In the listing that follows, count each line where the word "create" appears; write nothing but the count.

....

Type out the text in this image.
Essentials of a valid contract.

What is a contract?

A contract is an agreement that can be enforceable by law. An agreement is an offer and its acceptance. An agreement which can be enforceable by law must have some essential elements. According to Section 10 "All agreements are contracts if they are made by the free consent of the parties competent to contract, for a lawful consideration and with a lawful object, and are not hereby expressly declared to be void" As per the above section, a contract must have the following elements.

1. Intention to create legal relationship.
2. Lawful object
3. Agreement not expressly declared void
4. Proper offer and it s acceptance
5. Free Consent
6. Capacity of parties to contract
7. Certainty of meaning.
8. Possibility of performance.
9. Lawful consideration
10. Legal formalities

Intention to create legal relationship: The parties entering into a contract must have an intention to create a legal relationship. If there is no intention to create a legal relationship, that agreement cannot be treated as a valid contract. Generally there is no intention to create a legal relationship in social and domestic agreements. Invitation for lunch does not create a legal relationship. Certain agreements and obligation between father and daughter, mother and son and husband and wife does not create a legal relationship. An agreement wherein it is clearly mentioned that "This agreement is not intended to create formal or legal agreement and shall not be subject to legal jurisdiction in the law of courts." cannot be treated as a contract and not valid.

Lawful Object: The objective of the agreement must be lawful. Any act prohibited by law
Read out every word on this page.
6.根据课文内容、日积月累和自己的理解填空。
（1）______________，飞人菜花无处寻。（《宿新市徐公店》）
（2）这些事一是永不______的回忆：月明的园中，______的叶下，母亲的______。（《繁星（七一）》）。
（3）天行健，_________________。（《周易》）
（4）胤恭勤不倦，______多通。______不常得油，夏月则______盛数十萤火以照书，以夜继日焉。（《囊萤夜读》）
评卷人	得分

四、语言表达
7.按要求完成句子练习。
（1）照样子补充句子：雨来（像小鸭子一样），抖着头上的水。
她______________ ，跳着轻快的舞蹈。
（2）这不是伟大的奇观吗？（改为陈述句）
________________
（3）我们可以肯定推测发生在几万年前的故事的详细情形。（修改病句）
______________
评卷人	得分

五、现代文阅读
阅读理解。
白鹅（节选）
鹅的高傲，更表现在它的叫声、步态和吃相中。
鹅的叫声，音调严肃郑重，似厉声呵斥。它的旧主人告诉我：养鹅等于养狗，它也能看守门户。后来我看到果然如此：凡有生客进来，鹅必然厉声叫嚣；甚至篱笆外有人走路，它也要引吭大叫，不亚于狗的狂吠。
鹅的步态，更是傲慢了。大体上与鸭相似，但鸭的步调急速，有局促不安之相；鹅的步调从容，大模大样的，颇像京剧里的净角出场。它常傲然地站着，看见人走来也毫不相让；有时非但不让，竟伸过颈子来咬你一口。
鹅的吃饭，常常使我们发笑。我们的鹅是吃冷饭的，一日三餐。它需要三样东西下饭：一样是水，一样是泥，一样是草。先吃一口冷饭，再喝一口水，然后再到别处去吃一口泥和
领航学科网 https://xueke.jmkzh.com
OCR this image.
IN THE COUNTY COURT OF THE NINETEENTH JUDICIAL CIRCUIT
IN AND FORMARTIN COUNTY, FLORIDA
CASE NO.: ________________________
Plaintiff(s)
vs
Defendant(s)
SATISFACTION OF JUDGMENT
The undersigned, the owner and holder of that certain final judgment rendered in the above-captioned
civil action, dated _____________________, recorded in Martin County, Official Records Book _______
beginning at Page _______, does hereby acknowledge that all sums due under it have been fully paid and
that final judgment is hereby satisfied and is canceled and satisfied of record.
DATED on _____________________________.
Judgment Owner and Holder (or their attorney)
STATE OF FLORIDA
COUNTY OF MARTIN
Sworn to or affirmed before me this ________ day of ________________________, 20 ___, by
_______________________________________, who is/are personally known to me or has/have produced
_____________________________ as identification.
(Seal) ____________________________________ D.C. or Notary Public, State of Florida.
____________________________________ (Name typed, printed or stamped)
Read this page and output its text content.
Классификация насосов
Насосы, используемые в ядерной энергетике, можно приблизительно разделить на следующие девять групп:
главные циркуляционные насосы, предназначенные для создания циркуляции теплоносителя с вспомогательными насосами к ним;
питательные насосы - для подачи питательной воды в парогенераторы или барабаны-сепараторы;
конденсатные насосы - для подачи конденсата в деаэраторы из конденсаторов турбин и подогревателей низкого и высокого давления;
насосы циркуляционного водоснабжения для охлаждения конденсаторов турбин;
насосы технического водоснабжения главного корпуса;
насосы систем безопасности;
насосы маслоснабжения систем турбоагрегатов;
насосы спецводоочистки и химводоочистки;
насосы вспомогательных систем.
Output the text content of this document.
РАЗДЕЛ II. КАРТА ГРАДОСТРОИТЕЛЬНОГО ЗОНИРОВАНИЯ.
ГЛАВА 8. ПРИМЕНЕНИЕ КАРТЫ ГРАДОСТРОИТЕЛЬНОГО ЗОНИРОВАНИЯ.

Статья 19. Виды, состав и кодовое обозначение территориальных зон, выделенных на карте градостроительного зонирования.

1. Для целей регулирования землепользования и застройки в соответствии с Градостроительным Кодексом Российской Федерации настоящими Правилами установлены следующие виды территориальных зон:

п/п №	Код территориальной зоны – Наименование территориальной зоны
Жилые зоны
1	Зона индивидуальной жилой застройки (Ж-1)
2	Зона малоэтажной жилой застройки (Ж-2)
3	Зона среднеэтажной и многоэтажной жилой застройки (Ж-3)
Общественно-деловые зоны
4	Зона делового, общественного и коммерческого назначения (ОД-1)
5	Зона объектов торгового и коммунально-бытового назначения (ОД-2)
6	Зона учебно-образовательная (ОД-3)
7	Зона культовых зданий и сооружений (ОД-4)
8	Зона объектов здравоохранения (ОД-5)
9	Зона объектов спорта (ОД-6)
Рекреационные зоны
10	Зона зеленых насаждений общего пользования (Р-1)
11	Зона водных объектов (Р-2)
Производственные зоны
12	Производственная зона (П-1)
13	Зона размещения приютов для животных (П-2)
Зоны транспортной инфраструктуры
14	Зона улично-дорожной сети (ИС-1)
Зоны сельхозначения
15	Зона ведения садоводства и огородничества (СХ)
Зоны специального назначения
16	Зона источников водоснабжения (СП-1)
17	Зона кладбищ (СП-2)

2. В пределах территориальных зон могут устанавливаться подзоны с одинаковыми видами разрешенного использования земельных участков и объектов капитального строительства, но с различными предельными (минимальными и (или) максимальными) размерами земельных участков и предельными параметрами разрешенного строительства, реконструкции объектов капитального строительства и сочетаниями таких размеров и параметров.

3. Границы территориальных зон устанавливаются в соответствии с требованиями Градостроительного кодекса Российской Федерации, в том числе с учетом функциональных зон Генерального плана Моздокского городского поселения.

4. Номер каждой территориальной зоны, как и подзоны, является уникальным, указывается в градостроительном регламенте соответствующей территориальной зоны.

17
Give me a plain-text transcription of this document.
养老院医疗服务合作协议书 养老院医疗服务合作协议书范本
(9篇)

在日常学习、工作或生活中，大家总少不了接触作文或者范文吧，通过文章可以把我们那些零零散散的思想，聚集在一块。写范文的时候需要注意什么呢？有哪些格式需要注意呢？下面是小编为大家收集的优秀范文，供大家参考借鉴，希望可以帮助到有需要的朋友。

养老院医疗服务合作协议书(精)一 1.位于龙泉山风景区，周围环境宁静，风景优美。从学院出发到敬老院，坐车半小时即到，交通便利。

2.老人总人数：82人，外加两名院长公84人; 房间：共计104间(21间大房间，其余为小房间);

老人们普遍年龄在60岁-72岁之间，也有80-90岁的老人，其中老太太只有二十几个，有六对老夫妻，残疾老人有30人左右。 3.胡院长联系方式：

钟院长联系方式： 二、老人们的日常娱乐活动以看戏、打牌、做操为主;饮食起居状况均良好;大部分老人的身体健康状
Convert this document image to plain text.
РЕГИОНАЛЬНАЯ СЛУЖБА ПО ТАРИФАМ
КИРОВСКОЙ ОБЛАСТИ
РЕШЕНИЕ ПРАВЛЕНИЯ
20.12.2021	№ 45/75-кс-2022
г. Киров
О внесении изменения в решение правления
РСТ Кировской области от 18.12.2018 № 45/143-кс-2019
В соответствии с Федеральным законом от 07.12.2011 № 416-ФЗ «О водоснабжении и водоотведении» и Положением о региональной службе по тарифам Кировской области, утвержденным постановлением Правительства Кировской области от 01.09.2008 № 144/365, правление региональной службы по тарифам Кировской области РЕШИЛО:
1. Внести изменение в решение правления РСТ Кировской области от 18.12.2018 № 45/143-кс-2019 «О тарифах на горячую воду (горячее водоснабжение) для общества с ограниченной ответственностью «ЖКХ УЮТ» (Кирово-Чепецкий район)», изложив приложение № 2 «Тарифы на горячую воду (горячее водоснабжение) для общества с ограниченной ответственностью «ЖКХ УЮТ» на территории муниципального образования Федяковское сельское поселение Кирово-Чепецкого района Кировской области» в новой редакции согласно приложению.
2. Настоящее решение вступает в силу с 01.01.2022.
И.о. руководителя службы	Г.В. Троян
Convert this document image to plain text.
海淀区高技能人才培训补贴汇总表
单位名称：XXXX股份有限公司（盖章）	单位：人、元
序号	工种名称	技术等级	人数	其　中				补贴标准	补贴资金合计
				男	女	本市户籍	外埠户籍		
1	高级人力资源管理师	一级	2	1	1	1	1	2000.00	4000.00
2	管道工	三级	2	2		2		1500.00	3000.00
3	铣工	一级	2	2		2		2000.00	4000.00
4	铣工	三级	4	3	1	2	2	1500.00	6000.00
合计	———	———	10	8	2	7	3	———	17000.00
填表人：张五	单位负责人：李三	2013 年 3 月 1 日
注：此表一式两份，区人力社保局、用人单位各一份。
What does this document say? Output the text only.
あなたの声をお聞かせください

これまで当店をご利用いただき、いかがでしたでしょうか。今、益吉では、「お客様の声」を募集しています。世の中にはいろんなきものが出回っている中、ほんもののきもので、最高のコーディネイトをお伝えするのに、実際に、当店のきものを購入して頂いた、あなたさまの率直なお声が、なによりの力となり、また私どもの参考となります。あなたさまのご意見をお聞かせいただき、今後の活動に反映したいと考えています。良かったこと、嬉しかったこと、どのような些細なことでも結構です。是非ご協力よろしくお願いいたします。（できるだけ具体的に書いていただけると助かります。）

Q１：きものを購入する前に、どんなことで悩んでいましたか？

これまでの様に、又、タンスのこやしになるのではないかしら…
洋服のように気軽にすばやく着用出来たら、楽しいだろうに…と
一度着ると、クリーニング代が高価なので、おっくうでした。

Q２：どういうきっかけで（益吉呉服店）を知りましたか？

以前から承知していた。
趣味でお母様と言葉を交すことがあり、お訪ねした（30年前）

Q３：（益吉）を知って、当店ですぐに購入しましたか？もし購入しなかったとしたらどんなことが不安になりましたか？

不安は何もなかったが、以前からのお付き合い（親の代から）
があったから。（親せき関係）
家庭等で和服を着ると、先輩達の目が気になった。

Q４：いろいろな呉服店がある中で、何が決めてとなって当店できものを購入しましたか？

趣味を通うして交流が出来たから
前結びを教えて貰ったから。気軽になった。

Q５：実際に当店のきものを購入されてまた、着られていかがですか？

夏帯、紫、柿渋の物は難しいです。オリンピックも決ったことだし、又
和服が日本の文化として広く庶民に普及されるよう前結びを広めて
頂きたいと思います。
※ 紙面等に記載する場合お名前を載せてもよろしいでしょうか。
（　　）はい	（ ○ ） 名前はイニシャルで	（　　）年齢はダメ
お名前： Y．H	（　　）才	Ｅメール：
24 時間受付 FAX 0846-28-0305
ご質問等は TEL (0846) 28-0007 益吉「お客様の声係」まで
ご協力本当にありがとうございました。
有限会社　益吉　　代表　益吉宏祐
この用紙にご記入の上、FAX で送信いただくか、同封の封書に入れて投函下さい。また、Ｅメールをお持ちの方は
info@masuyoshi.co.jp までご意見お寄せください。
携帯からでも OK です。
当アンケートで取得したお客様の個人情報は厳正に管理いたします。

....

RESULT OF THIS TASK
2